• [Selected extract]:

☆ ☆ ☆

Is there a way to evaluate $\int \frac{\text{d}x}{x^2(x^2+1)^2}$ without partial fractions or substitution?

Question

I would like to know if there is an algebraic way to evaluate $$\int \frac{\text{d}x}{x^2(x^2+1)^2}$$ Without using partial fraction decomposition and without substitution.

My attempt is something like this $$\int \frac{\text{d}x}{x^2(x^2+1)^2}=\int \frac{(x^2+1)^2-x^4-2x^2}{x^2(x^2+1)^2}\text{d}x=\int \frac{1}{x^2}\text{d}x-\int \frac{x^2+2}{(x^2+1)^2}\text{d}x=$$ $$=-\frac{1}{x}+\int \frac{\text{d}x}{x^2+1}+\int \frac{1}{(x^2+1)^2}\text{d}x+c=-\frac{1}{x}+\arctan x+\int \frac{1}{(x^2+1)^2}\text{d}x+c$$

So I just need to integrate $\frac{1}{(x^2+1)^2}$, which is easy by letting $x=\tan \theta$; but actually I would like to end with algebra, so how can I integrate $\frac{1}{(x^2+1)^2}$ without substitution?

Thanks.

Answer 1

Use integration by parts

$$\int\dfrac{dx}{(1+x^2)^2}=\dfrac1x\int\dfrac{x\ dx}{(1+x^2)^2}-\int\left(\dfrac{d(1/x)}{dx}\int\dfrac{x\ dx}{(1+x^2)^2}\right)dx$$

Finally use $\dfrac1{x^2(x^2+1)}=\dfrac{x^2+1-x^2}{x^2(x^2+1)}=?$

Answer 2

Firstly, evaluate :

$$\int\dfrac{dx}{(1+x^2)^2}$$

by substituting $x=\tan(\theta)$. Then you can verify that integral transforms to :

$$\int\cos^2{\theta} d\theta$$

Use the formula of double angles to evaluate this integral.

☆ ☆ ☆

• [Required tasks]:
**a.** Transcribe the stretch of the integration thread from "Is there a way" through "and without substitution.".
**b.** Answer these questions from the integration thread:
(i) Which substitution does the asker say makes the remaining integral easy?
(ii) Which method does Answer 1 say to use?
(iii) Which formula does Answer 2 say to use to evaluate the integral in θ?
**c.** Say whether each statement agrees with the integration thread:
(i) Answer 2 evaluates the integral without any substitution.
(ii) The asker would like to finish the integration with algebra.
(iii) Answer 1 recommends integration by parts.
The data after this thread isn't needed.

• [Given data]:
☆ ☆ ☆

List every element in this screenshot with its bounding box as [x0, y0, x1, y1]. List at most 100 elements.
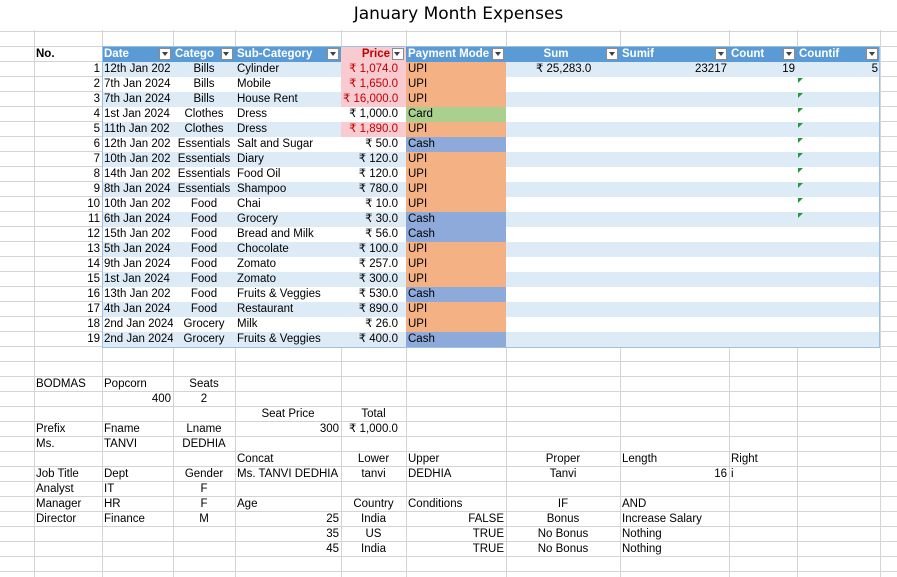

☆ ☆ ☆

• [Solutions to the tasks]:
**a.**
Is there a way to evaluate $\int \frac{\text{d}x}{x^2(x^2+1)^2}$ without partial fractions or substitution?

Question

I would like to know if there is an algebraic way to evaluate $$\int \frac{\text{d}x}{x^2(x^2+1)^2}$$ Without using partial fraction decomposition and without substitution.

**b.**
(i) Letting $x=\tan \theta$.
(ii) Integration by parts.
(iii) The formula of double angles.

**c.**
(i) No: "by substituting $x=\tan(\theta)$"
(ii) Yes: "but actually I would like to end with algebra"
(iii) Yes: "Use integration by parts"